Extract every line that contains the string "MgCl₂".

>> BEGIN Data for processing

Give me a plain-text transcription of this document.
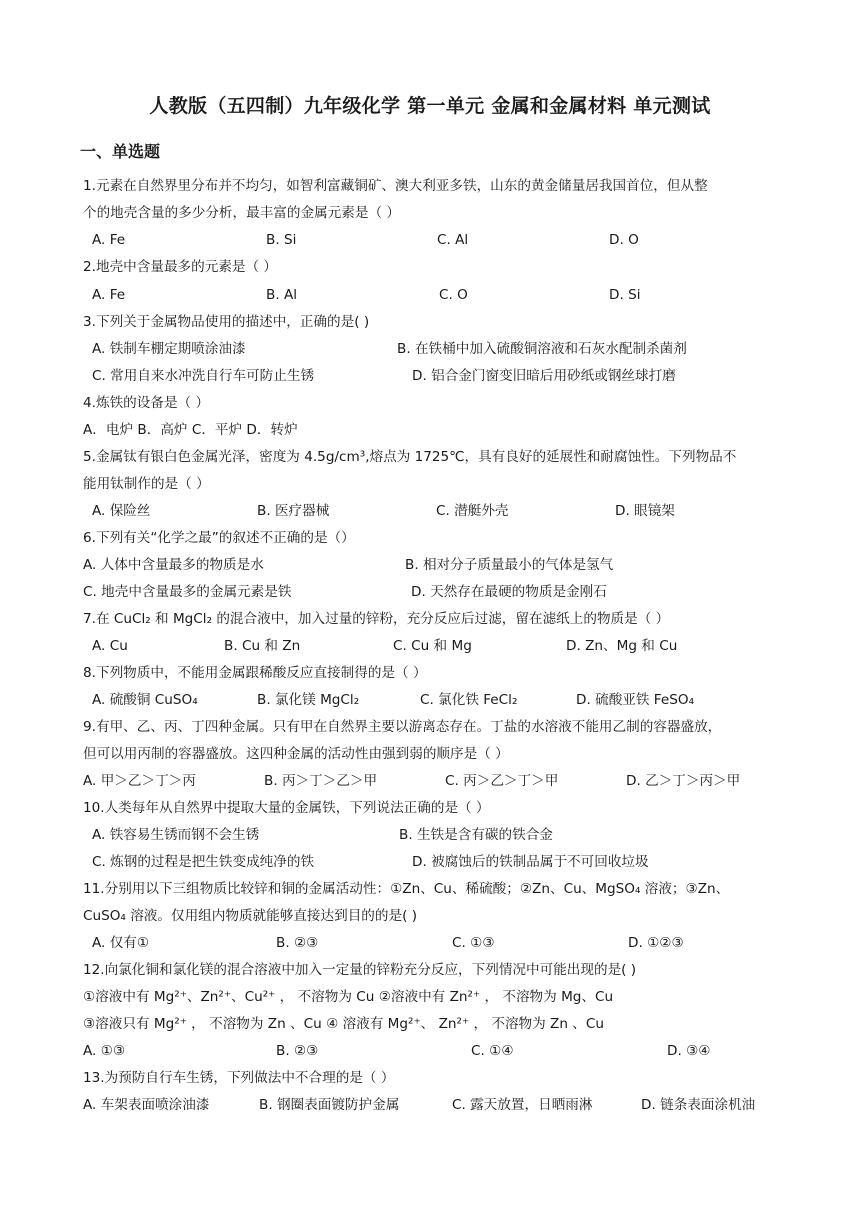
人教版（五四制）九年级化学 第一单元 金属和金属材料 单元测试
一、单选题
1.元素在自然界里分布并不均匀，如智利富藏铜矿、澳大利亚多铁，山东的黄金储量居我国首位，但从整
个的地壳含量的多少分析，最丰富的金属元素是（ ）
A. Fe	B. Si	C. Al	D. O
2.地壳中含量最多的元素是（ ）
A. Fe	B. Al	C. O	D. Si
3.下列关于金属物品使用的描述中，正确的是( )
A. 铁制车棚定期喷涂油漆	B. 在铁桶中加入硫酸铜溶液和石灰水配制杀菌剂
C. 常用自来水冲洗自行车可防止生锈	D. 铝合金门窗变旧暗后用砂纸或钢丝球打磨
4.炼铁的设备是（ ）
A．电炉 B．高炉 C．平炉 D．转炉
5.金属钛有银白色金属光泽，密度为 4.5g/cm³,熔点为 1725℃，具有良好的延展性和耐腐蚀性。下列物品不
能用钛制作的是（ ）
A. 保险丝	B. 医疗器械	C. 潜艇外壳	D. 眼镜架
6.下列有关“化学之最”的叙述不正确的是（）
A. 人体中含量最多的物质是水	B. 相对分子质量最小的气体是氢气
C. 地壳中含量最多的金属元素是铁	D. 天然存在最硬的物质是金刚石
7.在 CuCl₂ 和 MgCl₂ 的混合液中，加入过量的锌粉，充分反应后过滤，留在滤纸上的物质是（ ）
A. Cu	B. Cu 和 Zn	C. Cu 和 Mg	D. Zn、Mg 和 Cu
8.下列物质中，不能用金属跟稀酸反应直接制得的是（ ）
A. 硫酸铜 CuSO₄	B. 氯化镁 MgCl₂	C. 氯化铁 FeCl₂	D. 硫酸亚铁 FeSO₄
9.有甲、乙、丙、丁四种金属。只有甲在自然界主要以游离态存在。丁盐的水溶液不能用乙制的容器盛放，
但可以用丙制的容器盛放。这四种金属的活动性由强到弱的顺序是（ ）
A. 甲＞乙＞丁＞丙	B. 丙＞丁＞乙＞甲	C. 丙＞乙＞丁＞甲	D. 乙＞丁＞丙＞甲
10.人类每年从自然界中提取大量的金属铁，下列说法正确的是（ ）
A. 铁容易生锈而钢不会生锈	B. 生铁是含有碳的铁合金
C. 炼钢的过程是把生铁变成纯净的铁	D. 被腐蚀后的铁制品属于不可回收垃圾
11.分别用以下三组物质比较锌和铜的金属活动性：①Zn、Cu、稀硫酸；②Zn、Cu、MgSO₄ 溶液；③Zn、
CuSO₄ 溶液。仅用组内物质就能够直接达到目的的是( )
A. 仅有①	B. ②③	C. ①③	D. ①②③
12.向氯化铜和氯化镁的混合溶液中加入一定量的锌粉充分反应，下列情况中可能出现的是( )
①溶液中有 Mg²⁺、Zn²⁺、Cu²⁺ ， 不溶物为 Cu ②溶液中有 Zn²⁺ ， 不溶物为 Mg、Cu
③溶液只有 Mg²⁺ ， 不溶物为 Zn 、Cu ④ 溶液有 Mg²⁺、 Zn²⁺ ， 不溶物为 Zn 、Cu
A. ①③	B. ②③	C. ①④	D. ③④
13.为预防自行车生锈，下列做法中不合理的是（ ）
A. 车架表面喷涂油漆	B. 钢圈表面镀防护金属	C. 露天放置，日晒雨淋	D. 链条表面涂机油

>> END Data for processing

**Output below**
7.在 CuCl₂ 和 MgCl₂ 的混合液中，加入过量的锌粉，充分反应后过滤，留在滤纸上的物质是（ ）
A. 硫酸铜 CuSO₄	B. 氯化镁 MgCl₂	C. 氯化铁 FeCl₂	D. 硫酸亚铁 FeSO₄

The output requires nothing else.